— start Task input —

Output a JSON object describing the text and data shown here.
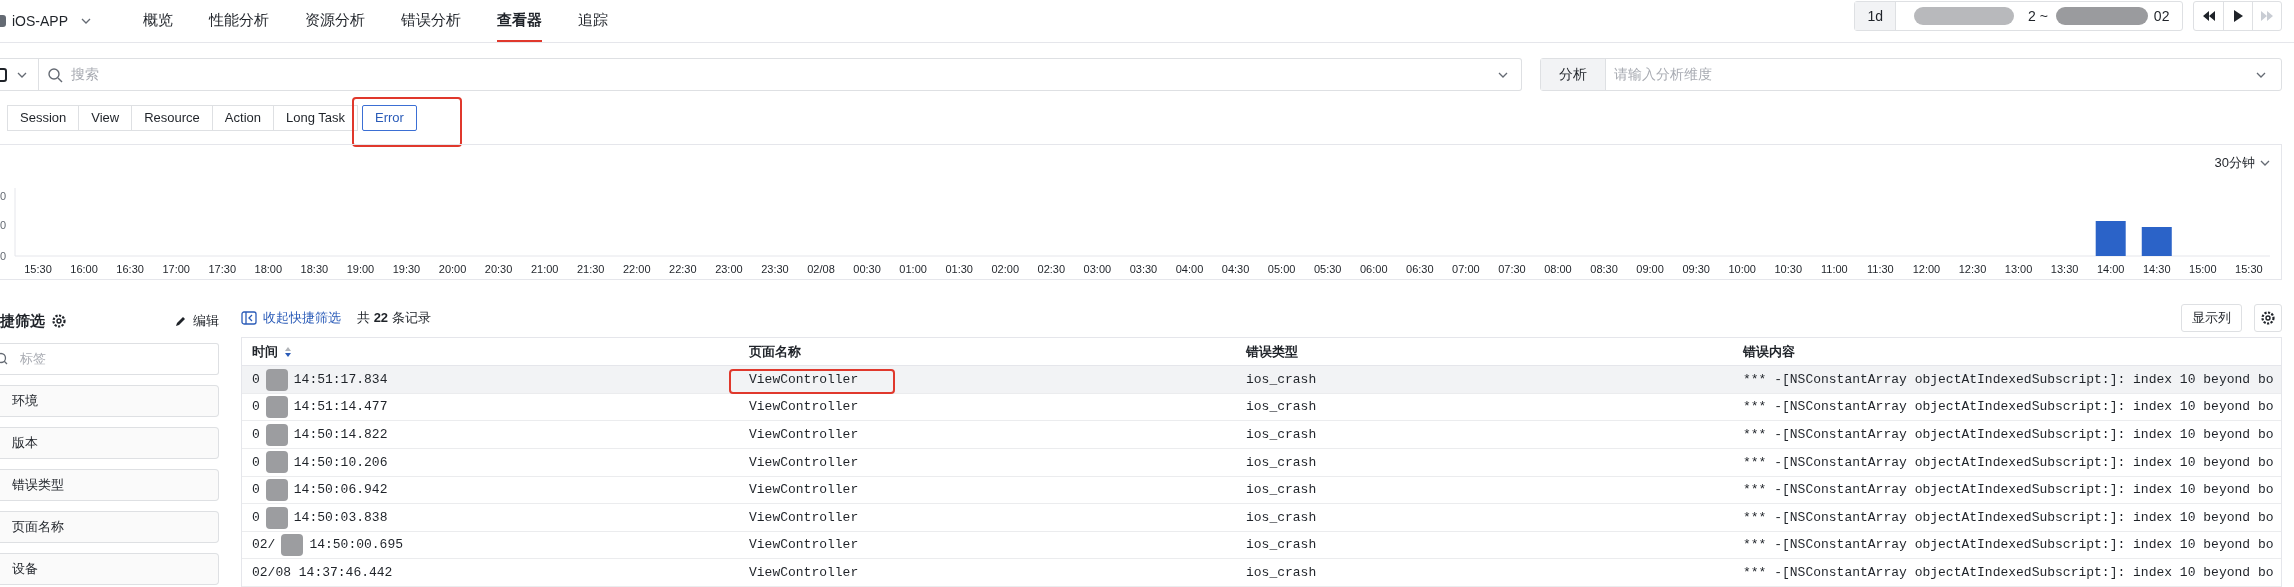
{
  "app": {
    "name": "iOS-APP"
  },
  "nav": [
    {
      "label": "概览",
      "selected": false
    },
    {
      "label": "性能分析",
      "selected": false
    },
    {
      "label": "资源分析",
      "selected": false
    },
    {
      "label": "错误分析",
      "selected": false
    },
    {
      "label": "查看器",
      "selected": true
    },
    {
      "label": "追踪",
      "selected": false
    }
  ],
  "time_range": {
    "preset": "1d",
    "visible_text": [
      "2 ~",
      "02"
    ]
  },
  "playback": [
    {
      "kind": "rewind",
      "disabled": false
    },
    {
      "kind": "play",
      "disabled": false
    },
    {
      "kind": "forward",
      "disabled": true
    }
  ],
  "search": {
    "placeholder": "搜索"
  },
  "analysis": {
    "label": "分析",
    "placeholder": "请输入分析维度"
  },
  "tabs": [
    {
      "label": "Session",
      "selected": false,
      "annotated": false
    },
    {
      "label": "View",
      "selected": false,
      "annotated": false
    },
    {
      "label": "Resource",
      "selected": false,
      "annotated": false
    },
    {
      "label": "Action",
      "selected": false,
      "annotated": false
    },
    {
      "label": "Long Task",
      "selected": false,
      "annotated": false
    },
    {
      "label": "Error",
      "selected": true,
      "annotated": true
    }
  ],
  "chart": {
    "interval": "30分钟",
    "y_labels": [
      "0",
      "0",
      "0"
    ],
    "x_labels": [
      "15:30",
      "16:00",
      "16:30",
      "17:00",
      "17:30",
      "18:00",
      "18:30",
      "19:00",
      "19:30",
      "20:00",
      "20:30",
      "21:00",
      "21:30",
      "22:00",
      "22:30",
      "23:00",
      "23:30",
      "02/08",
      "00:30",
      "01:00",
      "01:30",
      "02:00",
      "02:30",
      "03:00",
      "03:30",
      "04:00",
      "04:30",
      "05:00",
      "05:30",
      "06:00",
      "06:30",
      "07:00",
      "07:30",
      "08:00",
      "08:30",
      "09:00",
      "09:30",
      "10:00",
      "10:30",
      "11:00",
      "11:30",
      "12:00",
      "12:30",
      "13:00",
      "13:30",
      "14:00",
      "14:30",
      "15:00",
      "15:30"
    ]
  },
  "quick_filter": {
    "title": "捷筛选",
    "edit": "编辑",
    "search_placeholder": "标签",
    "items": [
      "环境",
      "版本",
      "错误类型",
      "页面名称",
      "设备"
    ]
  },
  "records": {
    "collapse": "收起快捷筛选",
    "count": "共 **22** 条记录",
    "columns_button": "显示列"
  },
  "table": {
    "columns": [
      "时间",
      "页面名称",
      "错误类型",
      "错误内容"
    ],
    "rows": [
      {
        "time_start": "0",
        "time_end": "14:51:17.834",
        "page": "ViewController",
        "page_annotated": true,
        "error_type": "ios_crash",
        "content": "*** -[NSConstantArray objectAtIndexedSubscript:]: index 10 beyond bo",
        "selected": true
      },
      {
        "time_start": "0",
        "time_end": "14:51:14.477",
        "page": "ViewController",
        "page_annotated": false,
        "error_type": "ios_crash",
        "content": "*** -[NSConstantArray objectAtIndexedSubscript:]: index 10 beyond bo",
        "selected": false
      },
      {
        "time_start": "0",
        "time_end": "14:50:14.822",
        "page": "ViewController",
        "page_annotated": false,
        "error_type": "ios_crash",
        "content": "*** -[NSConstantArray objectAtIndexedSubscript:]: index 10 beyond bo",
        "selected": false
      },
      {
        "time_start": "0",
        "time_end": "14:50:10.206",
        "page": "ViewController",
        "page_annotated": false,
        "error_type": "ios_crash",
        "content": "*** -[NSConstantArray objectAtIndexedSubscript:]: index 10 beyond bo",
        "selected": false
      },
      {
        "time_start": "0",
        "time_end": "14:50:06.942",
        "page": "ViewController",
        "page_annotated": false,
        "error_type": "ios_crash",
        "content": "*** -[NSConstantArray objectAtIndexedSubscript:]: index 10 beyond bo",
        "selected": false
      },
      {
        "time_start": "0",
        "time_end": "14:50:03.838",
        "page": "ViewController",
        "page_annotated": false,
        "error_type": "ios_crash",
        "content": "*** -[NSConstantArray objectAtIndexedSubscript:]: index 10 beyond bo",
        "selected": false
      },
      {
        "time_start": "02/",
        "time_end": "14:50:00.695",
        "page": "ViewController",
        "page_annotated": false,
        "error_type": "ios_crash",
        "content": "*** -[NSConstantArray objectAtIndexedSubscript:]: index 10 beyond bo",
        "selected": false
      },
      {
        "time": "02/08 14:37:46.442",
        "page": "ViewController",
        "page_annotated": false,
        "error_type": "ios_crash",
        "content": "*** -[NSConstantArray objectAtIndexedSubscript:]: index 10 beyond bo",
        "selected": false
      }
    ]
  }
}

— end Task input —

Quote every line of the records above exactly; no picture is to be copied.

Output a JSON object describing the text and data shown here.
{
  "app": {
    "name": "iOS-APP"
  },
  "nav": [
    {
      "label": "概览",
      "selected": false
    },
    {
      "label": "性能分析",
      "selected": false
    },
    {
      "label": "资源分析",
      "selected": false
    },
    {
      "label": "错误分析",
      "selected": false
    },
    {
      "label": "查看器",
      "selected": true
    },
    {
      "label": "追踪",
      "selected": false
    }
  ],
  "time_range": {
    "preset": "1d",
    "visible_text": [
      "2 ~",
      "02"
    ]
  },
  "playback": [
    {
      "kind": "rewind",
      "disabled": false
    },
    {
      "kind": "play",
      "disabled": false
    },
    {
      "kind": "forward",
      "disabled": true
    }
  ],
  "search": {
    "placeholder": "搜索"
  },
  "analysis": {
    "label": "分析",
    "placeholder": "请输入分析维度"
  },
  "tabs": [
    {
      "label": "Session",
      "selected": false,
      "annotated": false
    },
    {
      "label": "View",
      "selected": false,
      "annotated": false
    },
    {
      "label": "Resource",
      "selected": false,
      "annotated": false
    },
    {
      "label": "Action",
      "selected": false,
      "annotated": false
    },
    {
      "label": "Long Task",
      "selected": false,
      "annotated": false
    },
    {
      "label": "Error",
      "selected": true,
      "annotated": true
    }
  ],
  "chart": {
    "interval": "30分钟",
    "y_labels": [
      "0",
      "0",
      "0"
    ],
    "x_labels": [
      "15:30",
      "16:00",
      "16:30",
      "17:00",
      "17:30",
      "18:00",
      "18:30",
      "19:00",
      "19:30",
      "20:00",
      "20:30",
      "21:00",
      "21:30",
      "22:00",
      "22:30",
      "23:00",
      "23:30",
      "02/08",
      "00:30",
      "01:00",
      "01:30",
      "02:00",
      "02:30",
      "03:00",
      "03:30",
      "04:00",
      "04:30",
      "05:00",
      "05:30",
      "06:00",
      "06:30",
      "07:00",
      "07:30",
      "08:00",
      "08:30",
      "09:00",
      "09:30",
      "10:00",
      "10:30",
      "11:00",
      "11:30",
      "12:00",
      "12:30",
      "13:00",
      "13:30",
      "14:00",
      "14:30",
      "15:00",
      "15:30"
    ]
  },
  "quick_filter": {
    "title": "捷筛选",
    "edit": "编辑",
    "search_placeholder": "标签",
    "items": [
      "环境",
      "版本",
      "错误类型",
      "页面名称",
      "设备"
    ]
  },
  "records": {
    "collapse": "收起快捷筛选",
    "count": "共 **22** 条记录",
    "columns_button": "显示列"
  },
  "table": {
    "columns": [
      "时间",
      "页面名称",
      "错误类型",
      "错误内容"
    ],
    "rows": [
      {
        "time_start": "0",
        "time_end": "14:51:17.834",
        "page": "ViewController",
        "page_annotated": true,
        "error_type": "ios_crash",
        "content": "*** -[NSConstantArray objectAtIndexedSubscript:]: index 10 beyond bo",
        "selected": true
      },
      {
        "time_start": "0",
        "time_end": "14:51:14.477",
        "page": "ViewController",
        "page_annotated": false,
        "error_type": "ios_crash",
        "content": "*** -[NSConstantArray objectAtIndexedSubscript:]: index 10 beyond bo",
        "selected": false
      },
      {
        "time_start": "0",
        "time_end": "14:50:14.822",
        "page": "ViewController",
        "page_annotated": false,
        "error_type": "ios_crash",
        "content": "*** -[NSConstantArray objectAtIndexedSubscript:]: index 10 beyond bo",
        "selected": false
      },
      {
        "time_start": "0",
        "time_end": "14:50:10.206",
        "page": "ViewController",
        "page_annotated": false,
        "error_type": "ios_crash",
        "content": "*** -[NSConstantArray objectAtIndexedSubscript:]: index 10 beyond bo",
        "selected": false
      },
      {
        "time_start": "0",
        "time_end": "14:50:06.942",
        "page": "ViewController",
        "page_annotated": false,
        "error_type": "ios_crash",
        "content": "*** -[NSConstantArray objectAtIndexedSubscript:]: index 10 beyond bo",
        "selected": false
      },
      {
        "time_start": "0",
        "time_end": "14:50:03.838",
        "page": "ViewController",
        "page_annotated": false,
        "error_type": "ios_crash",
        "content": "*** -[NSConstantArray objectAtIndexedSubscript:]: index 10 beyond bo",
        "selected": false
      },
      {
        "time_start": "02/",
        "time_end": "14:50:00.695",
        "page": "ViewController",
        "page_annotated": false,
        "error_type": "ios_crash",
        "content": "*** -[NSConstantArray objectAtIndexedSubscript:]: index 10 beyond bo",
        "selected": false
      },
      {
        "time": "02/08 14:37:46.442",
        "page": "ViewController",
        "page_annotated": false,
        "error_type": "ios_crash",
        "content": "*** -[NSConstantArray objectAtIndexedSubscript:]: index 10 beyond bo",
        "selected": false
      }
    ]
  }
}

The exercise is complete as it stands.